>> BEGIN GIVEN ENTRIES
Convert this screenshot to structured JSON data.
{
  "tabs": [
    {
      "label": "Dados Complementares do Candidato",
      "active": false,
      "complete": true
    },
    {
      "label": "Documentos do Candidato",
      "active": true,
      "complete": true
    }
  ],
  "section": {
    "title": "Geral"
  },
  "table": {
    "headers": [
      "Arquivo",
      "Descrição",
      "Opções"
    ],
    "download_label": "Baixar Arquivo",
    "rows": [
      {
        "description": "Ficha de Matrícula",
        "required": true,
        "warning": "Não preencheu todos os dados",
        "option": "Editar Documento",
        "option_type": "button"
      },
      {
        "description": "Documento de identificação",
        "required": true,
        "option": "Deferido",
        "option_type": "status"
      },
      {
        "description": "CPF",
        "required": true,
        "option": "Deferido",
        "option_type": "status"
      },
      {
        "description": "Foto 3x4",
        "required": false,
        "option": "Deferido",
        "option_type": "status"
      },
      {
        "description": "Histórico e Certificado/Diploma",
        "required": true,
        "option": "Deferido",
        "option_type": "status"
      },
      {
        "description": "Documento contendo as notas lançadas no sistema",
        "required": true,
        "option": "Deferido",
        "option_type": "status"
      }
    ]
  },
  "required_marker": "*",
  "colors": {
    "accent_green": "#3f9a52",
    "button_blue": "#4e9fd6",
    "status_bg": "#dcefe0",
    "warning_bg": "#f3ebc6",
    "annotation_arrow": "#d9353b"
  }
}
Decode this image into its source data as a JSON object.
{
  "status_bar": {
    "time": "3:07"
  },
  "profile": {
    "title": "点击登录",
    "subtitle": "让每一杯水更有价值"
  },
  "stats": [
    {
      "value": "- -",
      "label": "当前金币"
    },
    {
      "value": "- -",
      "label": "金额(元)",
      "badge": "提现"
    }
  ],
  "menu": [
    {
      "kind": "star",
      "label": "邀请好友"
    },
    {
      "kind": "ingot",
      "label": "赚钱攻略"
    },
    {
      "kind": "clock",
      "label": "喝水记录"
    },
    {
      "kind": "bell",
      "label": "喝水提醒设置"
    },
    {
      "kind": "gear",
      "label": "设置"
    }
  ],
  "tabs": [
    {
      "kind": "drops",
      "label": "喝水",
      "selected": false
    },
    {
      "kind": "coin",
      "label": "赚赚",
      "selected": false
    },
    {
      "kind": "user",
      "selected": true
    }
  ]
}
>> END GIVEN ENTRIES
STATED EXERCISE —
Exactly reproduce all of the entries.

SOLUTION TO THIS PROBLEM —
Convert this screenshot to structured JSON data.
{
  "tabs": [
    {
      "label": "Dados Complementares do Candidato",
      "active": false,
      "complete": true
    },
    {
      "label": "Documentos do Candidato",
      "active": true,
      "complete": true
    }
  ],
  "section": {
    "title": "Geral"
  },
  "table": {
    "headers": [
      "Arquivo",
      "Descrição",
      "Opções"
    ],
    "download_label": "Baixar Arquivo",
    "rows": [
      {
        "description": "Ficha de Matrícula",
        "required": true,
        "warning": "Não preencheu todos os dados",
        "option": "Editar Documento",
        "option_type": "button"
      },
      {
        "description": "Documento de identificação",
        "required": true,
        "option": "Deferido",
        "option_type": "status"
      },
      {
        "description": "CPF",
        "required": true,
        "option": "Deferido",
        "option_type": "status"
      },
      {
        "description": "Foto 3x4",
        "required": false,
        "option": "Deferido",
        "option_type": "status"
      },
      {
        "description": "Histórico e Certificado/Diploma",
        "required": true,
        "option": "Deferido",
        "option_type": "status"
      },
      {
        "description": "Documento contendo as notas lançadas no sistema",
        "required": true,
        "option": "Deferido",
        "option_type": "status"
      }
    ]
  },
  "required_marker": "*",
  "colors": {
    "accent_green": "#3f9a52",
    "button_blue": "#4e9fd6",
    "status_bg": "#dcefe0",
    "warning_bg": "#f3ebc6",
    "annotation_arrow": "#d9353b"
  }
}
Decode this image into its source data as a JSON object.
{
  "status_bar": {
    "time": "3:07"
  },
  "profile": {
    "title": "点击登录",
    "subtitle": "让每一杯水更有价值"
  },
  "stats": [
    {
      "value": "- -",
      "label": "当前金币"
    },
    {
      "value": "- -",
      "label": "金额(元)",
      "badge": "提现"
    }
  ],
  "menu": [
    {
      "kind": "star",
      "label": "邀请好友"
    },
    {
      "kind": "ingot",
      "label": "赚钱攻略"
    },
    {
      "kind": "clock",
      "label": "喝水记录"
    },
    {
      "kind": "bell",
      "label": "喝水提醒设置"
    },
    {
      "kind": "gear",
      "label": "设置"
    }
  ],
  "tabs": [
    {
      "kind": "drops",
      "label": "喝水",
      "selected": false
    },
    {
      "kind": "coin",
      "label": "赚赚",
      "selected": false
    },
    {
      "kind": "user",
      "selected": true
    }
  ]
}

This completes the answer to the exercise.